Saved data entries:
* Begin *
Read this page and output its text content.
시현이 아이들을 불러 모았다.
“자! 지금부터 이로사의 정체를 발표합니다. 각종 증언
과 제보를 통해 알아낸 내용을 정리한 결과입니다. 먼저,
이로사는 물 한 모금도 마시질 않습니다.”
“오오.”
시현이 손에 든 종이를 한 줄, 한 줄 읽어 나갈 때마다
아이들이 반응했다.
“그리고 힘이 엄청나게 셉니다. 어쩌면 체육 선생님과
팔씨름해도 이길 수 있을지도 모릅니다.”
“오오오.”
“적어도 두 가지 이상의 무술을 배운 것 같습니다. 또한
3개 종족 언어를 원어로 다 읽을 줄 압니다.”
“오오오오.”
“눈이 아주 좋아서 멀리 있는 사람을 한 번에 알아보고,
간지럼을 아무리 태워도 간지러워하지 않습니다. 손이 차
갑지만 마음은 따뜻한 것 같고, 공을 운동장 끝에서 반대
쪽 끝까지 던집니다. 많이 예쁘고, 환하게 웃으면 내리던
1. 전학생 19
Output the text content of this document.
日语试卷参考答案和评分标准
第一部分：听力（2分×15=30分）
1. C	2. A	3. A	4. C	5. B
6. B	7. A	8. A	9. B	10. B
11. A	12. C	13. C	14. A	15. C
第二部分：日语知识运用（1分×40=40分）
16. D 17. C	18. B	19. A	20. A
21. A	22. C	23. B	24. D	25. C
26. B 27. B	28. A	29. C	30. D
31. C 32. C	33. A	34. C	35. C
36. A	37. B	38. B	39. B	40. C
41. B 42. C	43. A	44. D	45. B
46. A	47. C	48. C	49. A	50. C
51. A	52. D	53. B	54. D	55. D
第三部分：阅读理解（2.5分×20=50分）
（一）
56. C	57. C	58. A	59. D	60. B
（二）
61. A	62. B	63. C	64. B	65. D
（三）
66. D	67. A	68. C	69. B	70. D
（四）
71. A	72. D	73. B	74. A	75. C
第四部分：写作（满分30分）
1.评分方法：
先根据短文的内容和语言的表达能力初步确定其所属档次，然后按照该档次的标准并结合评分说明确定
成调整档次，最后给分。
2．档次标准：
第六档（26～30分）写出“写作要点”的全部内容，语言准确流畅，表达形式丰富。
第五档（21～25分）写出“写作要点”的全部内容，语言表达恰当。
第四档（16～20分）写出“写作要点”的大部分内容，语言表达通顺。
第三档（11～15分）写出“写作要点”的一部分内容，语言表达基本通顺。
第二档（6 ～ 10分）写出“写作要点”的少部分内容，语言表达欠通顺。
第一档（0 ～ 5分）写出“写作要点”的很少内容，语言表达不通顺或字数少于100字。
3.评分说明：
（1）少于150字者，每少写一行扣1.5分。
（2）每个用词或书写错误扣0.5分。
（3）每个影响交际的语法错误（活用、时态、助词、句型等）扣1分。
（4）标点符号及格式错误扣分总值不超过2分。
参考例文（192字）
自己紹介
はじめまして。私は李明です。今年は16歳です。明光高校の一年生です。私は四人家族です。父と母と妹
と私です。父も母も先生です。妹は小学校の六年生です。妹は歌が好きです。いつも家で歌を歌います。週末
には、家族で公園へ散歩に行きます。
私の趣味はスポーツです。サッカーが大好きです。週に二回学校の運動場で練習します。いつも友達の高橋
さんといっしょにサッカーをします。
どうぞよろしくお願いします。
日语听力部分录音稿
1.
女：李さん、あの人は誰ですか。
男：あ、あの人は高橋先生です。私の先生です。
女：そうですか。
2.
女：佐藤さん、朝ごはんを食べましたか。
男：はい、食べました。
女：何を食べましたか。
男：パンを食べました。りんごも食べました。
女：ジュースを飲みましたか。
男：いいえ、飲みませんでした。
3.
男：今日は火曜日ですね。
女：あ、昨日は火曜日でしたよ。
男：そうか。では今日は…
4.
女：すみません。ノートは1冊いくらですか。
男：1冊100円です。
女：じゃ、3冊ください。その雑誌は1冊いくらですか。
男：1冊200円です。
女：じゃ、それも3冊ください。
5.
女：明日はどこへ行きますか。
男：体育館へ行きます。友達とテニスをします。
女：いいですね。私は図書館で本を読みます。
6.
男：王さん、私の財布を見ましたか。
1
* End *
What to do:
Using the data above, output each line exactly.

Result for this exercise:
Read this page and output its text content.
시현이 아이들을 불러 모았다.
“자! 지금부터 이로사의 정체를 발표합니다. 각종 증언
과 제보를 통해 알아낸 내용을 정리한 결과입니다. 먼저,
이로사는 물 한 모금도 마시질 않습니다.”
“오오.”
시현이 손에 든 종이를 한 줄, 한 줄 읽어 나갈 때마다
아이들이 반응했다.
“그리고 힘이 엄청나게 셉니다. 어쩌면 체육 선생님과
팔씨름해도 이길 수 있을지도 모릅니다.”
“오오오.”
“적어도 두 가지 이상의 무술을 배운 것 같습니다. 또한
3개 종족 언어를 원어로 다 읽을 줄 압니다.”
“오오오오.”
“눈이 아주 좋아서 멀리 있는 사람을 한 번에 알아보고,
간지럼을 아무리 태워도 간지러워하지 않습니다. 손이 차
갑지만 마음은 따뜻한 것 같고, 공을 운동장 끝에서 반대
쪽 끝까지 던집니다. 많이 예쁘고, 환하게 웃으면 내리던
1. 전학생 19
Output the text content of this document.
日语试卷参考答案和评分标准
第一部分：听力（2分×15=30分）
1. C	2. A	3. A	4. C	5. B
6. B	7. A	8. A	9. B	10. B
11. A	12. C	13. C	14. A	15. C
第二部分：日语知识运用（1分×40=40分）
16. D 17. C	18. B	19. A	20. A
21. A	22. C	23. B	24. D	25. C
26. B 27. B	28. A	29. C	30. D
31. C 32. C	33. A	34. C	35. C
36. A	37. B	38. B	39. B	40. C
41. B 42. C	43. A	44. D	45. B
46. A	47. C	48. C	49. A	50. C
51. A	52. D	53. B	54. D	55. D
第三部分：阅读理解（2.5分×20=50分）
（一）
56. C	57. C	58. A	59. D	60. B
（二）
61. A	62. B	63. C	64. B	65. D
（三）
66. D	67. A	68. C	69. B	70. D
（四）
71. A	72. D	73. B	74. A	75. C
第四部分：写作（满分30分）
1.评分方法：
先根据短文的内容和语言的表达能力初步确定其所属档次，然后按照该档次的标准并结合评分说明确定
成调整档次，最后给分。
2．档次标准：
第六档（26～30分）写出“写作要点”的全部内容，语言准确流畅，表达形式丰富。
第五档（21～25分）写出“写作要点”的全部内容，语言表达恰当。
第四档（16～20分）写出“写作要点”的大部分内容，语言表达通顺。
第三档（11～15分）写出“写作要点”的一部分内容，语言表达基本通顺。
第二档（6 ～ 10分）写出“写作要点”的少部分内容，语言表达欠通顺。
第一档（0 ～ 5分）写出“写作要点”的很少内容，语言表达不通顺或字数少于100字。
3.评分说明：
（1）少于150字者，每少写一行扣1.5分。
（2）每个用词或书写错误扣0.5分。
（3）每个影响交际的语法错误（活用、时态、助词、句型等）扣1分。
（4）标点符号及格式错误扣分总值不超过2分。
参考例文（192字）
自己紹介
はじめまして。私は李明です。今年は16歳です。明光高校の一年生です。私は四人家族です。父と母と妹
と私です。父も母も先生です。妹は小学校の六年生です。妹は歌が好きです。いつも家で歌を歌います。週末
には、家族で公園へ散歩に行きます。
私の趣味はスポーツです。サッカーが大好きです。週に二回学校の運動場で練習します。いつも友達の高橋
さんといっしょにサッカーをします。
どうぞよろしくお願いします。
日语听力部分录音稿
1.
女：李さん、あの人は誰ですか。
男：あ、あの人は高橋先生です。私の先生です。
女：そうですか。
2.
女：佐藤さん、朝ごはんを食べましたか。
男：はい、食べました。
女：何を食べましたか。
男：パンを食べました。りんごも食べました。
女：ジュースを飲みましたか。
男：いいえ、飲みませんでした。
3.
男：今日は火曜日ですね。
女：あ、昨日は火曜日でしたよ。
男：そうか。では今日は…
4.
女：すみません。ノートは1冊いくらですか。
男：1冊100円です。
女：じゃ、3冊ください。その雑誌は1冊いくらですか。
男：1冊200円です。
女：じゃ、それも3冊ください。
5.
女：明日はどこへ行きますか。
男：体育館へ行きます。友達とテニスをします。
女：いいですね。私は図書館で本を読みます。
6.
男：王さん、私の財布を見ましたか。
1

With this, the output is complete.